[Begin Extracted entries]
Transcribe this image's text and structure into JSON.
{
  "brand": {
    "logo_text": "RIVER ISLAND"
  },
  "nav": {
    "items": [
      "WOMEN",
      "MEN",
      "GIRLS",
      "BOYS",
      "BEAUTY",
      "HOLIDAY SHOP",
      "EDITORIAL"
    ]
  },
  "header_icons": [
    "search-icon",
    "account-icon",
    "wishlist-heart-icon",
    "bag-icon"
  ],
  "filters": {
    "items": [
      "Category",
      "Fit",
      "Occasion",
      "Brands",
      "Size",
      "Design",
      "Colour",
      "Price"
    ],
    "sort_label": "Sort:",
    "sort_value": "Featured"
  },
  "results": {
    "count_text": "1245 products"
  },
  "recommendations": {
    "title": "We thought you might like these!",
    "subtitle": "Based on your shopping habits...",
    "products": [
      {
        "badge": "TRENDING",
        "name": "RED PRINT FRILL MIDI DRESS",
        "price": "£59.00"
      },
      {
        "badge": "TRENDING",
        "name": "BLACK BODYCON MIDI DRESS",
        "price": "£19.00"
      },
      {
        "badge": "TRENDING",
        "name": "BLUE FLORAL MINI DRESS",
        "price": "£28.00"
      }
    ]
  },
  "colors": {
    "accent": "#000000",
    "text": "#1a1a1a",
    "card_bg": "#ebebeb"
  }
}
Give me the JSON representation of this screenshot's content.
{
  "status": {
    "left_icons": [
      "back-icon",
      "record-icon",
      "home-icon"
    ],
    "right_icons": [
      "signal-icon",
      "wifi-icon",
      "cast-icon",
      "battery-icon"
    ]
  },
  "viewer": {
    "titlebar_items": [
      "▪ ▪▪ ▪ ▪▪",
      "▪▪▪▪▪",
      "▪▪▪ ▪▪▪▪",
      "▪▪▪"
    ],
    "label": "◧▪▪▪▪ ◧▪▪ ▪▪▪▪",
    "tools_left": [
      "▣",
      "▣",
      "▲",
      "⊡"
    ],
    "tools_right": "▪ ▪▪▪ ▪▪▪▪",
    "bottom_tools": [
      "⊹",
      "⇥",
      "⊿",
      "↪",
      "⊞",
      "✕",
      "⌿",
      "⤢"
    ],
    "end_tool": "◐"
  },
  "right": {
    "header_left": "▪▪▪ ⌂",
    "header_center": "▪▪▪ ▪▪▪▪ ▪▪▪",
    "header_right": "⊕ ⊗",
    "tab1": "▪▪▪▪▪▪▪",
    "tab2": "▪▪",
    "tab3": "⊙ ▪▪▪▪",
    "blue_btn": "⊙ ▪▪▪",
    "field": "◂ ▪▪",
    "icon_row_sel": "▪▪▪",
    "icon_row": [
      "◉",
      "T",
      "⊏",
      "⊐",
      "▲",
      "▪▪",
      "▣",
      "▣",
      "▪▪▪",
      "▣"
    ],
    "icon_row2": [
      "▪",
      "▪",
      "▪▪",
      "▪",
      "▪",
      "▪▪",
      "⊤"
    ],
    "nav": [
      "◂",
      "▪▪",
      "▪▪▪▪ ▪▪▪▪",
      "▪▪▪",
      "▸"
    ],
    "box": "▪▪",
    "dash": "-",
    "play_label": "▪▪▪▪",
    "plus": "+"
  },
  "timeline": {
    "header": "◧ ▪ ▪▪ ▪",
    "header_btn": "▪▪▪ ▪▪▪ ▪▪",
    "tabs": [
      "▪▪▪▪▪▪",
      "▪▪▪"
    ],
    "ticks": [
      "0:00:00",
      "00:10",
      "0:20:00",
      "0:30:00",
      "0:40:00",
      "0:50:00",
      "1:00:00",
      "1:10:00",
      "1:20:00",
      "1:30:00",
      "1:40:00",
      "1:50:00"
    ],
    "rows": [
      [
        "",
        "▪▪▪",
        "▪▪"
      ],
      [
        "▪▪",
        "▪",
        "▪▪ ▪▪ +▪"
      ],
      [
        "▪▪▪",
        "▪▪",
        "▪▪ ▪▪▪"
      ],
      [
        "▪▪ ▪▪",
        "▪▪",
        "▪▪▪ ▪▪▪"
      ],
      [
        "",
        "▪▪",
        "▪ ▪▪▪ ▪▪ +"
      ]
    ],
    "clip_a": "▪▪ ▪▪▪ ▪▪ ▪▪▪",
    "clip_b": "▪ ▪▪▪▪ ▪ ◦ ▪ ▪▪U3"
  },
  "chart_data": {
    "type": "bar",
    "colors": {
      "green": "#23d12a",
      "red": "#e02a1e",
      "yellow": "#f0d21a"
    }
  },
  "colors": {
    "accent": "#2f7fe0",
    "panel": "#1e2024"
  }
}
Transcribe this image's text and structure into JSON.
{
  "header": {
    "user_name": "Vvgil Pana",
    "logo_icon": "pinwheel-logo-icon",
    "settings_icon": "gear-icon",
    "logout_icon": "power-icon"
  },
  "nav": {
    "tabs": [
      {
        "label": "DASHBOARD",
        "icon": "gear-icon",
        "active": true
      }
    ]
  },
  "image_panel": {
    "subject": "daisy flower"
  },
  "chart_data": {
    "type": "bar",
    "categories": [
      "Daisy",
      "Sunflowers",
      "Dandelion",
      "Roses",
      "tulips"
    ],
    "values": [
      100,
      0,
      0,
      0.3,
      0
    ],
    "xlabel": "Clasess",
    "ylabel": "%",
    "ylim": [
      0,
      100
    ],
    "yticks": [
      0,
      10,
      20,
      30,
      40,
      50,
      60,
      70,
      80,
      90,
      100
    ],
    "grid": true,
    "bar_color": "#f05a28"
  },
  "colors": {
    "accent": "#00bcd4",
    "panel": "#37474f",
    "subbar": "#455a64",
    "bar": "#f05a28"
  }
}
[End Extracted entries]
- [Goal]: Make an exact copy of the data above.

- [Result below]:
Transcribe this image's text and structure into JSON.
{
  "brand": {
    "logo_text": "RIVER ISLAND"
  },
  "nav": {
    "items": [
      "WOMEN",
      "MEN",
      "GIRLS",
      "BOYS",
      "BEAUTY",
      "HOLIDAY SHOP",
      "EDITORIAL"
    ]
  },
  "header_icons": [
    "search-icon",
    "account-icon",
    "wishlist-heart-icon",
    "bag-icon"
  ],
  "filters": {
    "items": [
      "Category",
      "Fit",
      "Occasion",
      "Brands",
      "Size",
      "Design",
      "Colour",
      "Price"
    ],
    "sort_label": "Sort:",
    "sort_value": "Featured"
  },
  "results": {
    "count_text": "1245 products"
  },
  "recommendations": {
    "title": "We thought you might like these!",
    "subtitle": "Based on your shopping habits...",
    "products": [
      {
        "badge": "TRENDING",
        "name": "RED PRINT FRILL MIDI DRESS",
        "price": "£59.00"
      },
      {
        "badge": "TRENDING",
        "name": "BLACK BODYCON MIDI DRESS",
        "price": "£19.00"
      },
      {
        "badge": "TRENDING",
        "name": "BLUE FLORAL MINI DRESS",
        "price": "£28.00"
      }
    ]
  },
  "colors": {
    "accent": "#000000",
    "text": "#1a1a1a",
    "card_bg": "#ebebeb"
  }
}
Give me the JSON representation of this screenshot's content.
{
  "status": {
    "left_icons": [
      "back-icon",
      "record-icon",
      "home-icon"
    ],
    "right_icons": [
      "signal-icon",
      "wifi-icon",
      "cast-icon",
      "battery-icon"
    ]
  },
  "viewer": {
    "titlebar_items": [
      "▪ ▪▪ ▪ ▪▪",
      "▪▪▪▪▪",
      "▪▪▪ ▪▪▪▪",
      "▪▪▪"
    ],
    "label": "◧▪▪▪▪ ◧▪▪ ▪▪▪▪",
    "tools_left": [
      "▣",
      "▣",
      "▲",
      "⊡"
    ],
    "tools_right": "▪ ▪▪▪ ▪▪▪▪",
    "bottom_tools": [
      "⊹",
      "⇥",
      "⊿",
      "↪",
      "⊞",
      "✕",
      "⌿",
      "⤢"
    ],
    "end_tool": "◐"
  },
  "right": {
    "header_left": "▪▪▪ ⌂",
    "header_center": "▪▪▪ ▪▪▪▪ ▪▪▪",
    "header_right": "⊕ ⊗",
    "tab1": "▪▪▪▪▪▪▪",
    "tab2": "▪▪",
    "tab3": "⊙ ▪▪▪▪",
    "blue_btn": "⊙ ▪▪▪",
    "field": "◂ ▪▪",
    "icon_row_sel": "▪▪▪",
    "icon_row": [
      "◉",
      "T",
      "⊏",
      "⊐",
      "▲",
      "▪▪",
      "▣",
      "▣",
      "▪▪▪",
      "▣"
    ],
    "icon_row2": [
      "▪",
      "▪",
      "▪▪",
      "▪",
      "▪",
      "▪▪",
      "⊤"
    ],
    "nav": [
      "◂",
      "▪▪",
      "▪▪▪▪ ▪▪▪▪",
      "▪▪▪",
      "▸"
    ],
    "box": "▪▪",
    "dash": "-",
    "play_label": "▪▪▪▪",
    "plus": "+"
  },
  "timeline": {
    "header": "◧ ▪ ▪▪ ▪",
    "header_btn": "▪▪▪ ▪▪▪ ▪▪",
    "tabs": [
      "▪▪▪▪▪▪",
      "▪▪▪"
    ],
    "ticks": [
      "0:00:00",
      "00:10",
      "0:20:00",
      "0:30:00",
      "0:40:00",
      "0:50:00",
      "1:00:00",
      "1:10:00",
      "1:20:00",
      "1:30:00",
      "1:40:00",
      "1:50:00"
    ],
    "rows": [
      [
        "",
        "▪▪▪",
        "▪▪"
      ],
      [
        "▪▪",
        "▪",
        "▪▪ ▪▪ +▪"
      ],
      [
        "▪▪▪",
        "▪▪",
        "▪▪ ▪▪▪"
      ],
      [
        "▪▪ ▪▪",
        "▪▪",
        "▪▪▪ ▪▪▪"
      ],
      [
        "",
        "▪▪",
        "▪ ▪▪▪ ▪▪ +"
      ]
    ],
    "clip_a": "▪▪ ▪▪▪ ▪▪ ▪▪▪",
    "clip_b": "▪ ▪▪▪▪ ▪ ◦ ▪ ▪▪U3"
  },
  "chart_data": {
    "type": "bar",
    "colors": {
      "green": "#23d12a",
      "red": "#e02a1e",
      "yellow": "#f0d21a"
    }
  },
  "colors": {
    "accent": "#2f7fe0",
    "panel": "#1e2024"
  }
}
Transcribe this image's text and structure into JSON.
{
  "header": {
    "user_name": "Vvgil Pana",
    "logo_icon": "pinwheel-logo-icon",
    "settings_icon": "gear-icon",
    "logout_icon": "power-icon"
  },
  "nav": {
    "tabs": [
      {
        "label": "DASHBOARD",
        "icon": "gear-icon",
        "active": true
      }
    ]
  },
  "image_panel": {
    "subject": "daisy flower"
  },
  "chart_data": {
    "type": "bar",
    "categories": [
      "Daisy",
      "Sunflowers",
      "Dandelion",
      "Roses",
      "tulips"
    ],
    "values": [
      100,
      0,
      0,
      0.3,
      0
    ],
    "xlabel": "Clasess",
    "ylabel": "%",
    "ylim": [
      0,
      100
    ],
    "yticks": [
      0,
      10,
      20,
      30,
      40,
      50,
      60,
      70,
      80,
      90,
      100
    ],
    "grid": true,
    "bar_color": "#f05a28"
  },
  "colors": {
    "accent": "#00bcd4",
    "panel": "#37474f",
    "subbar": "#455a64",
    "bar": "#f05a28"
  }
}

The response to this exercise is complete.